• Task directions
Everything from the line containing "Read out every word on this page." to the final line of the records below should be given again exactly, and nothing else.

• Raw data
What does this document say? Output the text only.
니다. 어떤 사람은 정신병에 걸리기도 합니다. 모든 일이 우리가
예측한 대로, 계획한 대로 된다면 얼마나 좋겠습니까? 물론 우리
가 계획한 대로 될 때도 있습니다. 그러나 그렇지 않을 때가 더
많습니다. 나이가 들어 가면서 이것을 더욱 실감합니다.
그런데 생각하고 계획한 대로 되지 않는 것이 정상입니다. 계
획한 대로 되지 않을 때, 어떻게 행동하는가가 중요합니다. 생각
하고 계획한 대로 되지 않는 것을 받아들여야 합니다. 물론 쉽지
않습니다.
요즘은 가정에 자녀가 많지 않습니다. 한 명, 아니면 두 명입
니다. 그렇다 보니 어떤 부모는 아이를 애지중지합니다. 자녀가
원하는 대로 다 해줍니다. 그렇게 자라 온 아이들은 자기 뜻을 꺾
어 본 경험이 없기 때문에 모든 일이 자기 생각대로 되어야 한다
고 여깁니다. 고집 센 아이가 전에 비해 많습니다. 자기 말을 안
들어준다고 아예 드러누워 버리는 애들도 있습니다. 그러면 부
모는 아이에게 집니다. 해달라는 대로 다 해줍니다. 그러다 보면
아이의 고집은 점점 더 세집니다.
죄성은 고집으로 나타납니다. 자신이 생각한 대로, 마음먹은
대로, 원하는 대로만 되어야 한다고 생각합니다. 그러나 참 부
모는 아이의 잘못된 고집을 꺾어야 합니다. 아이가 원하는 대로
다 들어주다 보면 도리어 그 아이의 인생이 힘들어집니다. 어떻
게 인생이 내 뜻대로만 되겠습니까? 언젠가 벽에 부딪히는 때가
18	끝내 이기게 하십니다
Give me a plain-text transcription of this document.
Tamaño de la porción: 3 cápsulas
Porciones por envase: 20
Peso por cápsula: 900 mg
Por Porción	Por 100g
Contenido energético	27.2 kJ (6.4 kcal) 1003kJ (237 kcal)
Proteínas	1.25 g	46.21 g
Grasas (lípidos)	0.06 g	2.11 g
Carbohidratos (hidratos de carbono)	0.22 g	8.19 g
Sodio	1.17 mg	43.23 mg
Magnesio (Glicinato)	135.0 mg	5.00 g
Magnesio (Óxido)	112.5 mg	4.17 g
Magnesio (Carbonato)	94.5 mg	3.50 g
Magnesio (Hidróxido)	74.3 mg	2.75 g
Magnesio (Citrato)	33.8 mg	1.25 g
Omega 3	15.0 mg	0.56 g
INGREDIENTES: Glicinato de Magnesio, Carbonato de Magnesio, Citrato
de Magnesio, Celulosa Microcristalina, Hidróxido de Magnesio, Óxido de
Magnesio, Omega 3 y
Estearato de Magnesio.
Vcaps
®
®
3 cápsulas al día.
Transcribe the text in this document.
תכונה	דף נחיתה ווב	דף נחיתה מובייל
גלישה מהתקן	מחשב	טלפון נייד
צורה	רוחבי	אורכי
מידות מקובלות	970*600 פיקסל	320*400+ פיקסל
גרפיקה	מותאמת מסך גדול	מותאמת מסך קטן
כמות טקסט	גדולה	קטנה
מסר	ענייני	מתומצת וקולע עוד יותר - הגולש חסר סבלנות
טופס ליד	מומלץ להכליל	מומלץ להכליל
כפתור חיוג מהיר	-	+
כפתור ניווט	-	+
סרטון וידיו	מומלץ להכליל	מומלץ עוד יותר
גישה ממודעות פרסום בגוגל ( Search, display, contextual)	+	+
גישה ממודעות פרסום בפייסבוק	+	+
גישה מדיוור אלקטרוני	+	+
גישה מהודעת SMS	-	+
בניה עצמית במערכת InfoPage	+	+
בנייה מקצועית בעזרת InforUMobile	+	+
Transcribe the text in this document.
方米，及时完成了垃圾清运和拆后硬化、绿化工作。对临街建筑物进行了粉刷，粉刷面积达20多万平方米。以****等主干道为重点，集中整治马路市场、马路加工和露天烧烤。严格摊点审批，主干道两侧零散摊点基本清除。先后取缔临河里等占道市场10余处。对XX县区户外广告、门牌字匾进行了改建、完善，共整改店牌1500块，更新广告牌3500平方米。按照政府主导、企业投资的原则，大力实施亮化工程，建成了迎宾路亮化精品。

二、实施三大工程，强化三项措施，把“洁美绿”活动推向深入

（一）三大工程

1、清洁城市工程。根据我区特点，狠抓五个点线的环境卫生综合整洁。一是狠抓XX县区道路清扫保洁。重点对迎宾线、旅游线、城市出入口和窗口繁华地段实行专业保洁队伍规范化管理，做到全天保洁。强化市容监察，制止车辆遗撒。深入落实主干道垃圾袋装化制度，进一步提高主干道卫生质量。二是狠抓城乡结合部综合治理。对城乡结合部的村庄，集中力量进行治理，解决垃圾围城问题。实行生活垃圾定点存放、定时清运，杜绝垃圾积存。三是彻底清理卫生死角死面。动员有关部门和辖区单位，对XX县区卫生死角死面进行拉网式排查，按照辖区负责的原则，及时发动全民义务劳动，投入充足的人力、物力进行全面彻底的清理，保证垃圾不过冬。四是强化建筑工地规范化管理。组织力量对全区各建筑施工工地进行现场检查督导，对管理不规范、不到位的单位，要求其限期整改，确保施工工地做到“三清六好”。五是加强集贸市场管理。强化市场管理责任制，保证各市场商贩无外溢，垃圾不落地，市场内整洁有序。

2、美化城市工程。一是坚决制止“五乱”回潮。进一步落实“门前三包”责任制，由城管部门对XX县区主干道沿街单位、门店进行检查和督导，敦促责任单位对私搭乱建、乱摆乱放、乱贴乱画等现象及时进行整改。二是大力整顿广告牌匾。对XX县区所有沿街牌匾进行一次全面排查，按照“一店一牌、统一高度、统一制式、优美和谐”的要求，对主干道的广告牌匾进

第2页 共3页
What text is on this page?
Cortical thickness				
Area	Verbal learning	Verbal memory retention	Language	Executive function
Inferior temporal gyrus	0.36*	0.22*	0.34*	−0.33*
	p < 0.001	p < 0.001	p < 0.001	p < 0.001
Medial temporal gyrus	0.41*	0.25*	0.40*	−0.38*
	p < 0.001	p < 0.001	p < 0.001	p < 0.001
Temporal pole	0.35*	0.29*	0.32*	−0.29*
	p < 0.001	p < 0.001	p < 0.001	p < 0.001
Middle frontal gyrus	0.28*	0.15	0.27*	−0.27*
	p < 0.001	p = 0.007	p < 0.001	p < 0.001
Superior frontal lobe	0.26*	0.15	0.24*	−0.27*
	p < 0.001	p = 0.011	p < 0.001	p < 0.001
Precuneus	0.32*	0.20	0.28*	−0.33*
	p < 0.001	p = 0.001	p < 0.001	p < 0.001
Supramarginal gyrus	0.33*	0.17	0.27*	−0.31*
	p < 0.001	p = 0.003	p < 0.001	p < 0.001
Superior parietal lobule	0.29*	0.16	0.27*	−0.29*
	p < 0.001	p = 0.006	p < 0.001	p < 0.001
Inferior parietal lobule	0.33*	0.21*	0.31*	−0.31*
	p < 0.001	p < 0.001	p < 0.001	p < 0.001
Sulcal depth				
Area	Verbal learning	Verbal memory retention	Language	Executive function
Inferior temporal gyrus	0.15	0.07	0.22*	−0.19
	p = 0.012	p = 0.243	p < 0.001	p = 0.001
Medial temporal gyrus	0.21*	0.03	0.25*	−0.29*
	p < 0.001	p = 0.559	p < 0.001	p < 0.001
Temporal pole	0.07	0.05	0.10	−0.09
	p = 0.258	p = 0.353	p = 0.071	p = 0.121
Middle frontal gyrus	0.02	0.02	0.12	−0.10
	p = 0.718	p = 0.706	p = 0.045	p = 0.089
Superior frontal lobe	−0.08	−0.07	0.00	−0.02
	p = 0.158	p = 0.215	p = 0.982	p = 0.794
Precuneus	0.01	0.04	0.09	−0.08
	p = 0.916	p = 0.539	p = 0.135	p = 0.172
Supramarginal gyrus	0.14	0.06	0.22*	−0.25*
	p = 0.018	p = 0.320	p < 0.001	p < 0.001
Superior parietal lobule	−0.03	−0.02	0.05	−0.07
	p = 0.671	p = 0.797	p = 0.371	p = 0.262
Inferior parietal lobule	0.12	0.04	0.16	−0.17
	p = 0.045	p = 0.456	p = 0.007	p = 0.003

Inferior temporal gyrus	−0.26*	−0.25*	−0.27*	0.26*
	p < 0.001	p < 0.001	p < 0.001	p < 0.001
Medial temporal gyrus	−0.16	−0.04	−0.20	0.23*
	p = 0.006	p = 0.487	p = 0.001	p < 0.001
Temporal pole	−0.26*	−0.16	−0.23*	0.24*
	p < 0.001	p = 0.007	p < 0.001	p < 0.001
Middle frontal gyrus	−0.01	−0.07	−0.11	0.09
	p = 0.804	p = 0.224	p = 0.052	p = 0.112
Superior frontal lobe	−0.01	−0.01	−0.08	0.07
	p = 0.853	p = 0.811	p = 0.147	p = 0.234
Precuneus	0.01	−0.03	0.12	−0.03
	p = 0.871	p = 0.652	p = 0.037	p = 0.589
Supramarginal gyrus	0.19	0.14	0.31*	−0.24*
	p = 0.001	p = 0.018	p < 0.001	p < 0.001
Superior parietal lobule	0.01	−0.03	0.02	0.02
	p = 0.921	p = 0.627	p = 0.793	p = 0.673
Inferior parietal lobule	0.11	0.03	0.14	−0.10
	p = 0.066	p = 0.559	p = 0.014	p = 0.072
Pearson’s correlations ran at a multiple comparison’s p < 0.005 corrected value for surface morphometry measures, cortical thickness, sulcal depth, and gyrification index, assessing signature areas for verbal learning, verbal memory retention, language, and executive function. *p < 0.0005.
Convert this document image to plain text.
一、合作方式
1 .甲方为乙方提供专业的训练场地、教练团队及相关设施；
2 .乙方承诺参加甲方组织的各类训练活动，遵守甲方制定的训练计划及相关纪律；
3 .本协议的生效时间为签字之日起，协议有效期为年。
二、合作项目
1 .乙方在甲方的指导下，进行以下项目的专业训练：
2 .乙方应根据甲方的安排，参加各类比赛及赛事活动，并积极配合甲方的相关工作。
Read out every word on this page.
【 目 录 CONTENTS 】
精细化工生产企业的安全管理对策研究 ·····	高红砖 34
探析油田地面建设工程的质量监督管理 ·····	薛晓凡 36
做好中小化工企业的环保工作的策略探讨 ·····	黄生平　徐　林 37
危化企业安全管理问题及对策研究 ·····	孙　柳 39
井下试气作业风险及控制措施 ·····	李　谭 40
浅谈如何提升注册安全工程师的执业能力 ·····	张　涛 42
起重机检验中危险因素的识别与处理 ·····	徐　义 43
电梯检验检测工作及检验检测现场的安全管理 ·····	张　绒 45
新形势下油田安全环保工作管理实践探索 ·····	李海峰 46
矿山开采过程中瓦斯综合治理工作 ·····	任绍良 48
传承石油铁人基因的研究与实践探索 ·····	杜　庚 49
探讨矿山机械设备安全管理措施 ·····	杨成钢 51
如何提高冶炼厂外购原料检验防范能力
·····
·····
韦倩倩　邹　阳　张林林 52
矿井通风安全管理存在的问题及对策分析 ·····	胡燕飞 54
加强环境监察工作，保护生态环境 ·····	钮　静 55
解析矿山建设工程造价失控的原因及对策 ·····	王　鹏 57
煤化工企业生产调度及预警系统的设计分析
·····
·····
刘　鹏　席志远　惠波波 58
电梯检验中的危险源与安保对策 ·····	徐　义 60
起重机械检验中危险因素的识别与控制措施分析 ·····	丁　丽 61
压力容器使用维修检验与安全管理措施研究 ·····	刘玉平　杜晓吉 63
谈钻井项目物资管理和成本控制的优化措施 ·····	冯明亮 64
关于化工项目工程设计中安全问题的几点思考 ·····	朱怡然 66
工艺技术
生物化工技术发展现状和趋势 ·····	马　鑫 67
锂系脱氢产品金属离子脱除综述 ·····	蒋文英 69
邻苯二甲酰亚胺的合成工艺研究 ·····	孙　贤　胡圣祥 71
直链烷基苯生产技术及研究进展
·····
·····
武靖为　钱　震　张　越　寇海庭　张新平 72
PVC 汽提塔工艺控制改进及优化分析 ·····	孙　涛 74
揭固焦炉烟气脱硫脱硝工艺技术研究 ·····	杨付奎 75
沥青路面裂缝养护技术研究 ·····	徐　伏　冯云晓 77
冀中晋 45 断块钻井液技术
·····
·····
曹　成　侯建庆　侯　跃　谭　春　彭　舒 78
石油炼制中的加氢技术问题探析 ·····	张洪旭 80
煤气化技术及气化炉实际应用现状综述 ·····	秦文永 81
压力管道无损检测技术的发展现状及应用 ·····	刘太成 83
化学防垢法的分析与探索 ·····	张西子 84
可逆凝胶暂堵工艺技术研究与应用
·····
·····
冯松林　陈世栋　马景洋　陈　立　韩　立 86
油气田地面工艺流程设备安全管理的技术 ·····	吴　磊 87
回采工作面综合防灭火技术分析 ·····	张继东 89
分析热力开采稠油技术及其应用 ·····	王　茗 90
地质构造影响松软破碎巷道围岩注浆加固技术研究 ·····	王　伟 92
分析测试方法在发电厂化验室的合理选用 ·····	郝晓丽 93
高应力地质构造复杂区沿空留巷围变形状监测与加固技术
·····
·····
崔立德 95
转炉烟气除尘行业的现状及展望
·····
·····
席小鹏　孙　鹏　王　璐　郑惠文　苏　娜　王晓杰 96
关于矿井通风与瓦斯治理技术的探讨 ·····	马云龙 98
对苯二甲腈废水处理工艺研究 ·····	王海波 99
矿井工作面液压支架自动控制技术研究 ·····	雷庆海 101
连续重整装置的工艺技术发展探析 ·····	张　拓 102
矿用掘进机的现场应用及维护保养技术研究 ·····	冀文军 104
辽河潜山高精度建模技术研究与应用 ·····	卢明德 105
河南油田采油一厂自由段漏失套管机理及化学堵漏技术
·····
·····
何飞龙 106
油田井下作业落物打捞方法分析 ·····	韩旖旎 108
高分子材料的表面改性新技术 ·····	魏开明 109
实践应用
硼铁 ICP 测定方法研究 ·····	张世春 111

• Answer to this problem
Read out every word on this page.
【 目 录 CONTENTS 】
精细化工生产企业的安全管理对策研究 ·····	高红砖 34
探析油田地面建设工程的质量监督管理 ·····	薛晓凡 36
做好中小化工企业的环保工作的策略探讨 ·····	黄生平　徐　林 37
危化企业安全管理问题及对策研究 ·····	孙　柳 39
井下试气作业风险及控制措施 ·····	李　谭 40
浅谈如何提升注册安全工程师的执业能力 ·····	张　涛 42
起重机检验中危险因素的识别与处理 ·····	徐　义 43
电梯检验检测工作及检验检测现场的安全管理 ·····	张　绒 45
新形势下油田安全环保工作管理实践探索 ·····	李海峰 46
矿山开采过程中瓦斯综合治理工作 ·····	任绍良 48
传承石油铁人基因的研究与实践探索 ·····	杜　庚 49
探讨矿山机械设备安全管理措施 ·····	杨成钢 51
如何提高冶炼厂外购原料检验防范能力
·····
·····
韦倩倩　邹　阳　张林林 52
矿井通风安全管理存在的问题及对策分析 ·····	胡燕飞 54
加强环境监察工作，保护生态环境 ·····	钮　静 55
解析矿山建设工程造价失控的原因及对策 ·····	王　鹏 57
煤化工企业生产调度及预警系统的设计分析
·····
·····
刘　鹏　席志远　惠波波 58
电梯检验中的危险源与安保对策 ·····	徐　义 60
起重机械检验中危险因素的识别与控制措施分析 ·····	丁　丽 61
压力容器使用维修检验与安全管理措施研究 ·····	刘玉平　杜晓吉 63
谈钻井项目物资管理和成本控制的优化措施 ·····	冯明亮 64
关于化工项目工程设计中安全问题的几点思考 ·····	朱怡然 66
工艺技术
生物化工技术发展现状和趋势 ·····	马　鑫 67
锂系脱氢产品金属离子脱除综述 ·····	蒋文英 69
邻苯二甲酰亚胺的合成工艺研究 ·····	孙　贤　胡圣祥 71
直链烷基苯生产技术及研究进展
·····
·····
武靖为　钱　震　张　越　寇海庭　张新平 72
PVC 汽提塔工艺控制改进及优化分析 ·····	孙　涛 74
揭固焦炉烟气脱硫脱硝工艺技术研究 ·····	杨付奎 75
沥青路面裂缝养护技术研究 ·····	徐　伏　冯云晓 77
冀中晋 45 断块钻井液技术
·····
·····
曹　成　侯建庆　侯　跃　谭　春　彭　舒 78
石油炼制中的加氢技术问题探析 ·····	张洪旭 80
煤气化技术及气化炉实际应用现状综述 ·····	秦文永 81
压力管道无损检测技术的发展现状及应用 ·····	刘太成 83
化学防垢法的分析与探索 ·····	张西子 84
可逆凝胶暂堵工艺技术研究与应用
·····
·····
冯松林　陈世栋　马景洋　陈　立　韩　立 86
油气田地面工艺流程设备安全管理的技术 ·····	吴　磊 87
回采工作面综合防灭火技术分析 ·····	张继东 89
分析热力开采稠油技术及其应用 ·····	王　茗 90
地质构造影响松软破碎巷道围岩注浆加固技术研究 ·····	王　伟 92
分析测试方法在发电厂化验室的合理选用 ·····	郝晓丽 93
高应力地质构造复杂区沿空留巷围变形状监测与加固技术
·····
·····
崔立德 95
转炉烟气除尘行业的现状及展望
·····
·····
席小鹏　孙　鹏　王　璐　郑惠文　苏　娜　王晓杰 96
关于矿井通风与瓦斯治理技术的探讨 ·····	马云龙 98
对苯二甲腈废水处理工艺研究 ·····	王海波 99
矿井工作面液压支架自动控制技术研究 ·····	雷庆海 101
连续重整装置的工艺技术发展探析 ·····	张　拓 102
矿用掘进机的现场应用及维护保养技术研究 ·····	冀文军 104
辽河潜山高精度建模技术研究与应用 ·····	卢明德 105
河南油田采油一厂自由段漏失套管机理及化学堵漏技术
·····
·····
何飞龙 106
油田井下作业落物打捞方法分析 ·····	韩旖旎 108
高分子材料的表面改性新技术 ·····	魏开明 109
实践应用
硼铁 ICP 测定方法研究 ·····	张世春 111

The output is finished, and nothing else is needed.